### EXCERPTED DATA
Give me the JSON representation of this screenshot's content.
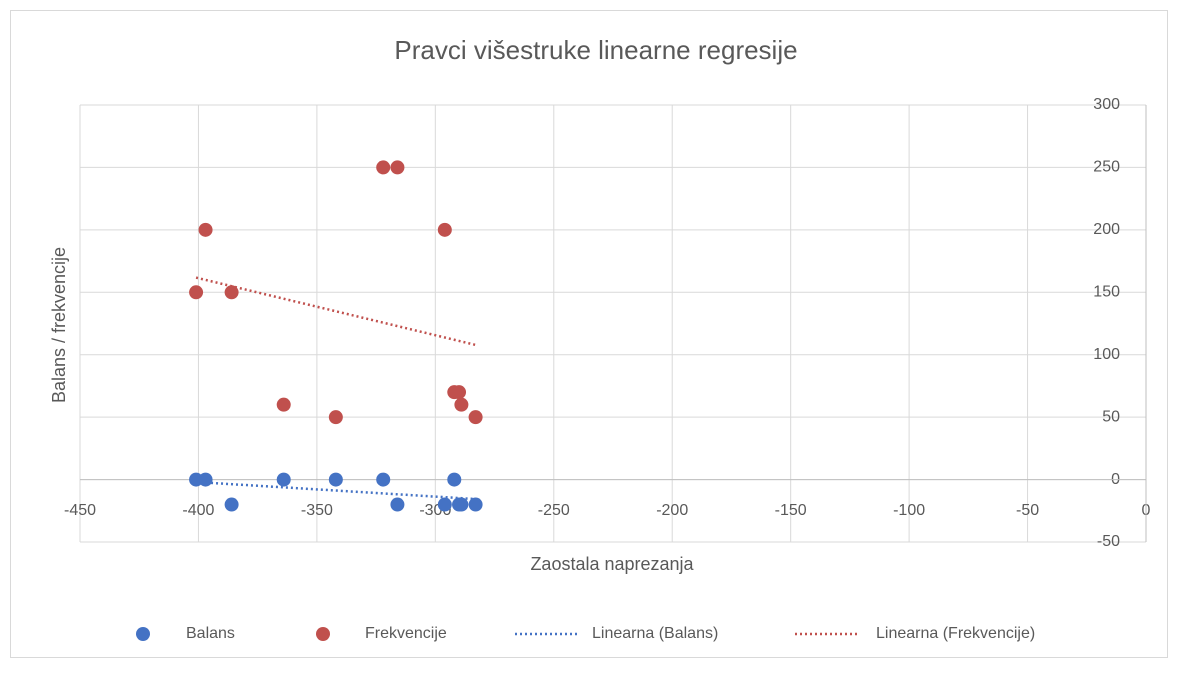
{
  "chart_data": {
    "type": "scatter",
    "title": "Pravci višestruke linearne regresije",
    "x_label": "Zaostala naprezanja",
    "y_label": "Balans / frekvencije",
    "xlim": [
      -450,
      0
    ],
    "xticks": [
      -450,
      -400,
      -350,
      -300,
      -250,
      -200,
      -150,
      -100,
      -50,
      0
    ],
    "ylim": [
      -50,
      300
    ],
    "yticks": [
      -50,
      0,
      50,
      100,
      150,
      200,
      250,
      300
    ],
    "grid": true,
    "legend": "bottom",
    "series": [
      {
        "name": "Balans",
        "color": "#4472c4",
        "trendline": "Linearna (Balans)",
        "x": [
          -401,
          -397,
          -386,
          -364,
          -342,
          -322,
          -316,
          -296,
          -292,
          -290,
          -289,
          -283
        ],
        "values": [
          0,
          0,
          -20,
          0,
          0,
          0,
          -20,
          -20,
          0,
          -20,
          -20,
          -20
        ]
      },
      {
        "name": "Frekvencije",
        "color": "#c0504d",
        "trendline": "Linearna (Frekvencije)",
        "x": [
          -401,
          -397,
          -386,
          -364,
          -342,
          -322,
          -316,
          -296,
          -292,
          -290,
          -289,
          -283
        ],
        "values": [
          150,
          200,
          150,
          60,
          50,
          250,
          250,
          200,
          70,
          70,
          60,
          50
        ]
      }
    ]
  }
}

### EXERCISE AIM
Leave out the pictures and return every record word for word.

### EXERCISE SOLUTION
Give me the JSON representation of this screenshot's content.
{
  "chart_data": {
    "type": "scatter",
    "title": "Pravci višestruke linearne regresije",
    "x_label": "Zaostala naprezanja",
    "y_label": "Balans / frekvencije",
    "xlim": [
      -450,
      0
    ],
    "xticks": [
      -450,
      -400,
      -350,
      -300,
      -250,
      -200,
      -150,
      -100,
      -50,
      0
    ],
    "ylim": [
      -50,
      300
    ],
    "yticks": [
      -50,
      0,
      50,
      100,
      150,
      200,
      250,
      300
    ],
    "grid": true,
    "legend": "bottom",
    "series": [
      {
        "name": "Balans",
        "color": "#4472c4",
        "trendline": "Linearna (Balans)",
        "x": [
          -401,
          -397,
          -386,
          -364,
          -342,
          -322,
          -316,
          -296,
          -292,
          -290,
          -289,
          -283
        ],
        "values": [
          0,
          0,
          -20,
          0,
          0,
          0,
          -20,
          -20,
          0,
          -20,
          -20,
          -20
        ]
      },
      {
        "name": "Frekvencije",
        "color": "#c0504d",
        "trendline": "Linearna (Frekvencije)",
        "x": [
          -401,
          -397,
          -386,
          -364,
          -342,
          -322,
          -316,
          -296,
          -292,
          -290,
          -289,
          -283
        ],
        "values": [
          150,
          200,
          150,
          60,
          50,
          250,
          250,
          200,
          70,
          70,
          60,
          50
        ]
      }
    ]
  }
}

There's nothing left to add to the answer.